• [Textauszug]
'''

Waterloo. Sonntag, dem 18. Juni 1815.

Wissen sie, was Waterloo heißt? Water ist Wasser, Loo ist ein Name für Wald, und zwar für einen Laubwald, in dem die Menschen gut leben können, weil es dort Lichtungen für Vieh gibt.

Es gab die große Schlacht bei Waterloo.

Napoleon war gerade 100 Tage wieder von der Insel Elba zurück. Er hatte Elba nach dem Vertrag von Fontainebleau für sein Exil ausgewählt und den 10.000 Untertanen dort, über die er regieren durfte, mehr Reformen gebracht als jemals ein Herrscher zuvor, er hatte die Insel unter einer einzigen Fahne vereinigt. Heutzutage gehört Elba nicht mehr zu Frankreich sondern zu der Toskana und es gibt dort keine richtige Einheit mehr, sondern 7 einzelne Provinzen.

Als Napoleon Elba wieder verließ, war er noch kurz französischer Kaiser, genau 100 Tage lang. Dann kam die Schlacht bei Waterloo, 15 km südlich von Brüssel. Er wurde unter anderem vom Herzog von Wellington und Gebhard von Blücher geschlagen, es bedeutete die komplette Niederlage für ihn.

'''

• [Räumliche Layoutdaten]
'''

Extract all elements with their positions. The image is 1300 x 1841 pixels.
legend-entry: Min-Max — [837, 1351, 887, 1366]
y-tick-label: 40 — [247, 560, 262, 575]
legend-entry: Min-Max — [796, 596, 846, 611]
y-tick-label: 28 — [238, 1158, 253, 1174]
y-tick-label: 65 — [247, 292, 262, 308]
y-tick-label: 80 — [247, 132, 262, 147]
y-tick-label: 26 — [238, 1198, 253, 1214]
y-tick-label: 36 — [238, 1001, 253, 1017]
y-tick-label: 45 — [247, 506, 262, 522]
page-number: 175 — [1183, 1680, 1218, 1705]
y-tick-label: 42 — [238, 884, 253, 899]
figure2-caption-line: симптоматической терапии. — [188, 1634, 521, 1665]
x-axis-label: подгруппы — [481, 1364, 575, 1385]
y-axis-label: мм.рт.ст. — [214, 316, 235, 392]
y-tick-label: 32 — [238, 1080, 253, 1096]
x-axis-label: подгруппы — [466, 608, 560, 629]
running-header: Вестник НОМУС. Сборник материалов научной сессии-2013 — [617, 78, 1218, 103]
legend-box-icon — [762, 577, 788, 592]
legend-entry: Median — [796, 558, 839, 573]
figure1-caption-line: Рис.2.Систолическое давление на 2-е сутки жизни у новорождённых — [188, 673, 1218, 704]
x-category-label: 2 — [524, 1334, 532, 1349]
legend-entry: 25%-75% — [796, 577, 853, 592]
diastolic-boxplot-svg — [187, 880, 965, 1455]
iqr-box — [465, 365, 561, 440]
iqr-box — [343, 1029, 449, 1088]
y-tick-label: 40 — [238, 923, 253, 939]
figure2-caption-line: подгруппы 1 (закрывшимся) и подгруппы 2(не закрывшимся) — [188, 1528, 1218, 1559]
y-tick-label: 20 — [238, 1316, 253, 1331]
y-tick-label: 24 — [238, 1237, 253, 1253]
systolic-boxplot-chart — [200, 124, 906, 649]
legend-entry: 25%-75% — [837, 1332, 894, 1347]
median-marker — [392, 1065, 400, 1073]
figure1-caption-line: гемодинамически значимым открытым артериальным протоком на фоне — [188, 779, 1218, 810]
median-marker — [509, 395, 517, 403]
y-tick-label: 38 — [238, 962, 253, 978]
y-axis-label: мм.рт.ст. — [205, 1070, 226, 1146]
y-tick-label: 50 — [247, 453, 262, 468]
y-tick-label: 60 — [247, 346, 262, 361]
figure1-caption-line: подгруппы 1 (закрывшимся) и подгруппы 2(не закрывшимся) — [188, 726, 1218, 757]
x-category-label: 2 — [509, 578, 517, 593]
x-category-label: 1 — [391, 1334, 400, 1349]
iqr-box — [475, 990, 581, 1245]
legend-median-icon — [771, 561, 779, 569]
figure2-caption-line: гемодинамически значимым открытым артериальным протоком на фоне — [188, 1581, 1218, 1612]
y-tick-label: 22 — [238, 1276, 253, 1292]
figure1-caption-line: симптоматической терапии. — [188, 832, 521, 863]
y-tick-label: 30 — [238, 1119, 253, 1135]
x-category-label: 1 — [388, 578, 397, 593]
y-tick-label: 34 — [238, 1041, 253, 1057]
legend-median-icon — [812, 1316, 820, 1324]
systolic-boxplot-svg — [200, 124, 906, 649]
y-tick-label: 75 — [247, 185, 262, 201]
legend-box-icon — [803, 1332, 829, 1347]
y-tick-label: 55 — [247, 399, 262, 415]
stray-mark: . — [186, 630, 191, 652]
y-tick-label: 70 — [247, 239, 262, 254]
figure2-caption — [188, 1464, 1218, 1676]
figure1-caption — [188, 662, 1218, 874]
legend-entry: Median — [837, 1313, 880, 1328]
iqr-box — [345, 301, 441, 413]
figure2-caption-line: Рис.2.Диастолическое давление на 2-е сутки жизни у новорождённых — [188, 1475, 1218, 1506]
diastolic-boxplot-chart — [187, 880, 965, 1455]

'''

• [Arbeitsaufträge]
- A) Fasse den Text über die Schlacht bei Waterloo in zwei Sätzen zusammen.
- B) Führe den Text über die Schlacht bei Waterloo im Anschluss an seinen letzten Satz weiter.

• [Lösungen]
- A) Der Name Waterloo setzt sich aus „Water“ für Wasser und „Loo“ für einen bewohnbaren Laubwald zusammen, und bei Waterloo fand eine große Schlacht statt. Napoleon, der im Exil auf Elba viele Reformen eingeführt hatte, war nach seiner Rückkehr noch 100 Tage französischer Kaiser und wurde dann bei Waterloo unter anderem vom Herzog von Wellington und von Gebhard von Blücher vollständig geschlagen.

- B)
Niederlage und Untergang passt gut zu diesem Monat. Ich war mit Christiane und Joachim auf dem Friedhof in Ohlsdorf, es wehte ein eisiger Nordostwind und es war fast nicht auszuhalten. Aber der größte Parkfriedhof der Welt ist ein guter Ort, um sich mit der Endlichkeit des Lebens zu beschäftigen. „Alle 11 Minuten verliebt sich ein Single über Parship“ verspricht uns eine schöne Frau auf einem Plakat am Friedhofseingang.

Als wir uns später im Museumsschiff Övelgönne wieder aufwärmen und Earl Grey Tee trinken, denke ich an die Zeitschrift einer Krankenkasse mit der Ankündigung: Mut zur Langeweile, zum Müßiggang, zum bewussten Leben. Mir wird schlecht davon. Denn jeder weiß, dass es gerade nicht der Monat ist, in dem man sich langweilen wird, die Tage sind dafür einfach zu kurz. Die Jahresabschlüsse müssen geschrieben werden, die letzten Aufträge noch reingeholt, Resultate müssen erreicht werden, sowohl auf der Arbeit wie bei der Partnersuche, zumal man hier nur 11 Minuten hat. Geschenke gekauft, essen geplant, Einladungen ausgesprochen, Häuser dekoriert. Kinder sind auch keine Hilfe, wie man weiß. „Hast du denn in der Kita kein Abendessen bekommen?“ so die Mutter, die in den Bücherhallen ihr quengelndes vierjähriges Kind an der Hand mitzieht.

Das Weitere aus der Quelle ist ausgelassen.